What is being asked:
Your job is to retype all of the data word for word, leaving every image out.

===== Dataset records =====

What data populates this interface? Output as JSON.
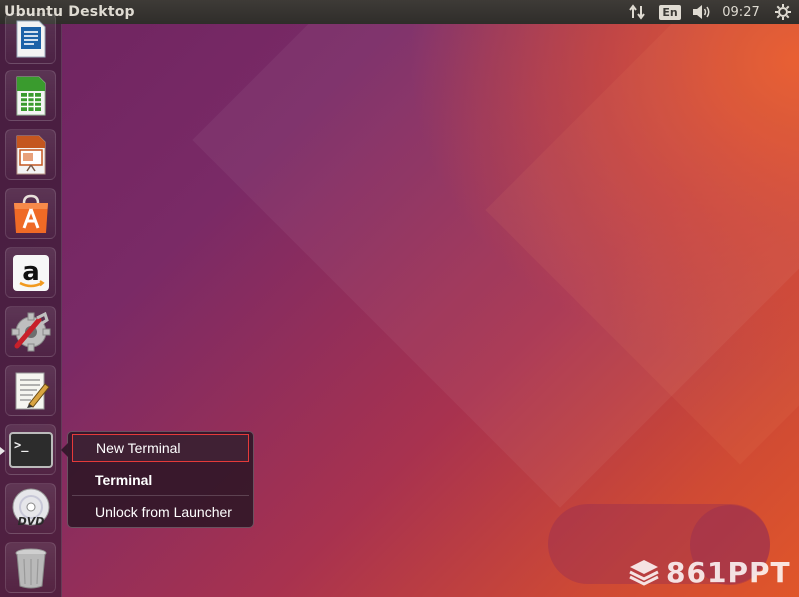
{
  "top_panel": {
    "title": "Ubuntu Desktop",
    "keyboard_layout": "En",
    "clock": "09:27"
  },
  "launcher": {
    "items": [
      {
        "name": "libreoffice-writer",
        "icon": "writer-icon"
      },
      {
        "name": "libreoffice-calc",
        "icon": "calc-icon"
      },
      {
        "name": "libreoffice-impress",
        "icon": "impress-icon"
      },
      {
        "name": "ubuntu-software",
        "icon": "software-center-icon"
      },
      {
        "name": "amazon",
        "icon": "amazon-icon"
      },
      {
        "name": "system-settings",
        "icon": "settings-icon"
      },
      {
        "name": "text-editor",
        "icon": "text-editor-icon"
      },
      {
        "name": "terminal",
        "icon": "terminal-icon",
        "running": true
      },
      {
        "name": "dvd",
        "icon": "dvd-icon"
      },
      {
        "name": "trash",
        "icon": "trash-icon"
      }
    ]
  },
  "quicklist": {
    "items": [
      {
        "label": "New Terminal",
        "highlighted": true
      },
      {
        "label": "Terminal",
        "bold": true
      },
      {
        "label": "Unlock from Launcher"
      }
    ]
  },
  "watermark": {
    "text": "861PPT"
  },
  "colors": {
    "ubuntu_orange": "#e95420",
    "aubergine": "#5e2750",
    "panel": "#3c3b37",
    "highlight_border": "#e53a3a"
  }
}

=====

Correct result:
What data populates this interface? Output as JSON.
{
  "top_panel": {
    "title": "Ubuntu Desktop",
    "keyboard_layout": "En",
    "clock": "09:27"
  },
  "launcher": {
    "items": [
      {
        "name": "libreoffice-writer",
        "icon": "writer-icon"
      },
      {
        "name": "libreoffice-calc",
        "icon": "calc-icon"
      },
      {
        "name": "libreoffice-impress",
        "icon": "impress-icon"
      },
      {
        "name": "ubuntu-software",
        "icon": "software-center-icon"
      },
      {
        "name": "amazon",
        "icon": "amazon-icon"
      },
      {
        "name": "system-settings",
        "icon": "settings-icon"
      },
      {
        "name": "text-editor",
        "icon": "text-editor-icon"
      },
      {
        "name": "terminal",
        "icon": "terminal-icon",
        "running": true
      },
      {
        "name": "dvd",
        "icon": "dvd-icon"
      },
      {
        "name": "trash",
        "icon": "trash-icon"
      }
    ]
  },
  "quicklist": {
    "items": [
      {
        "label": "New Terminal",
        "highlighted": true
      },
      {
        "label": "Terminal",
        "bold": true
      },
      {
        "label": "Unlock from Launcher"
      }
    ]
  },
  "watermark": {
    "text": "861PPT"
  },
  "colors": {
    "ubuntu_orange": "#e95420",
    "aubergine": "#5e2750",
    "panel": "#3c3b37",
    "highlight_border": "#e53a3a"
  }
}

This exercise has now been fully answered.